### [Task to carry out]
Where a line contains the string "known", copy that line.

### [Material shown]
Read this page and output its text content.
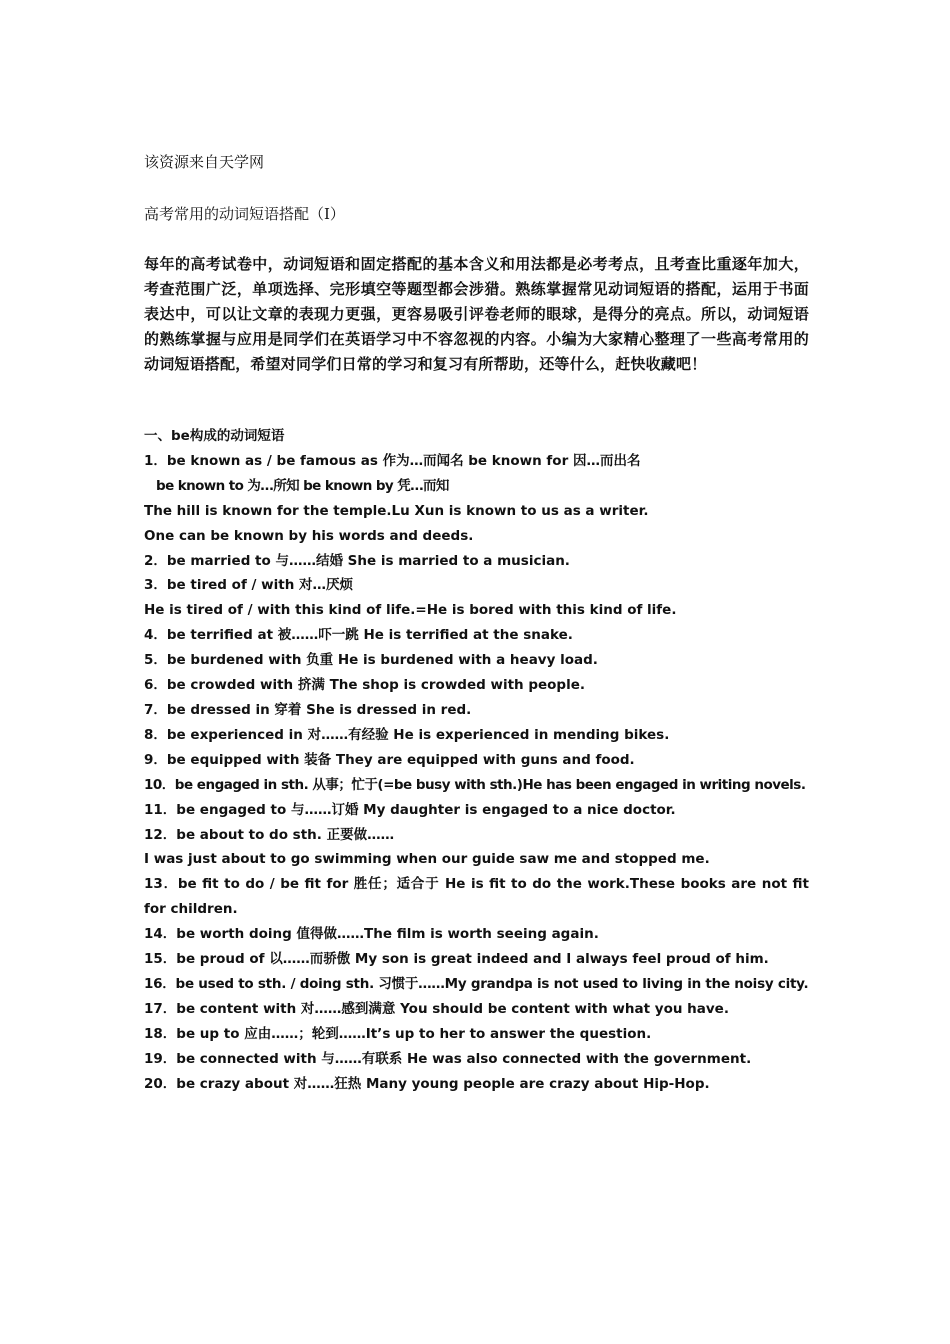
该资源来自天学网

高考常用的动词短语搭配（Ⅰ）

每年的高考试卷中，动词短语和固定搭配的基本含义和用法都是必考考点，且考查比重逐年加大，考查范围广泛，单项选择、完形填空等题型都会涉猎。熟练掌握常见动词短语的搭配，运用于书面表达中，可以让文章的表现力更强，更容易吸引评卷老师的眼球，是得分的亮点。所以，动词短语的熟练掌握与应用是同学们在英语学习中不容忽视的内容。小编为大家精心整理了一些高考常用的动词短语搭配，希望对同学们日常的学习和复习有所帮助，还等什么，赶快收藏吧！

一、be构成的动词短语

1．be known as / be famous as 作为…而闻名 be known for 因…而出名

be known to 为…所知 be known by 凭…而知

The hill is known for the temple.Lu Xun is known to us as a writer.

One can be known by his words and deeds.

2．be married to 与……结婚 She is married to a musician.

3．be tired of / with 对…厌烦

He is tired of / with this kind of life.=He is bored with this kind of life.

4．be terrified at 被……吓一跳 He is terrified at the snake.

5．be burdened with 负重 He is burdened with a heavy load.

6．be crowded with 挤满 The shop is crowded with people.

7．be dressed in 穿着 She is dressed in red.

8．be experienced in 对……有经验 He is experienced in mending bikes.

9．be equipped with 装备 They are equipped with guns and food.

10．be engaged in sth. 从事；忙于(=be busy with sth.)He has been engaged in writing novels.

11．be engaged to 与……订婚 My daughter is engaged to a nice doctor.

12．be about to do sth. 正要做……

I was just about to go swimming when our guide saw me and stopped me.

13．be fit to do / be fit for 胜任；适合于 He is fit to do the work.These books are not fit for children.

14．be worth doing 值得做……The film is worth seeing again.

15．be proud of 以……而骄傲 My son is great indeed and I always feel proud of him.

16．be used to sth. / doing sth. 习惯于……My grandpa is not used to living in the noisy city.

17．be content with 对……感到满意 You should be content with what you have.

18．be up to 应由……；轮到……It’s up to her to answer the question.

19．be connected with 与……有联系 He was also connected with the government.

20．be crazy about 对……狂热 Many young people are crazy about Hip-Hop.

### [Written answer]
1．be known as / be famous as 作为…而闻名 be known for 因…而出名
be known to 为…所知 be known by 凭…而知
The hill is known for the temple.Lu Xun is known to us as a writer.
One can be known by his words and deeds.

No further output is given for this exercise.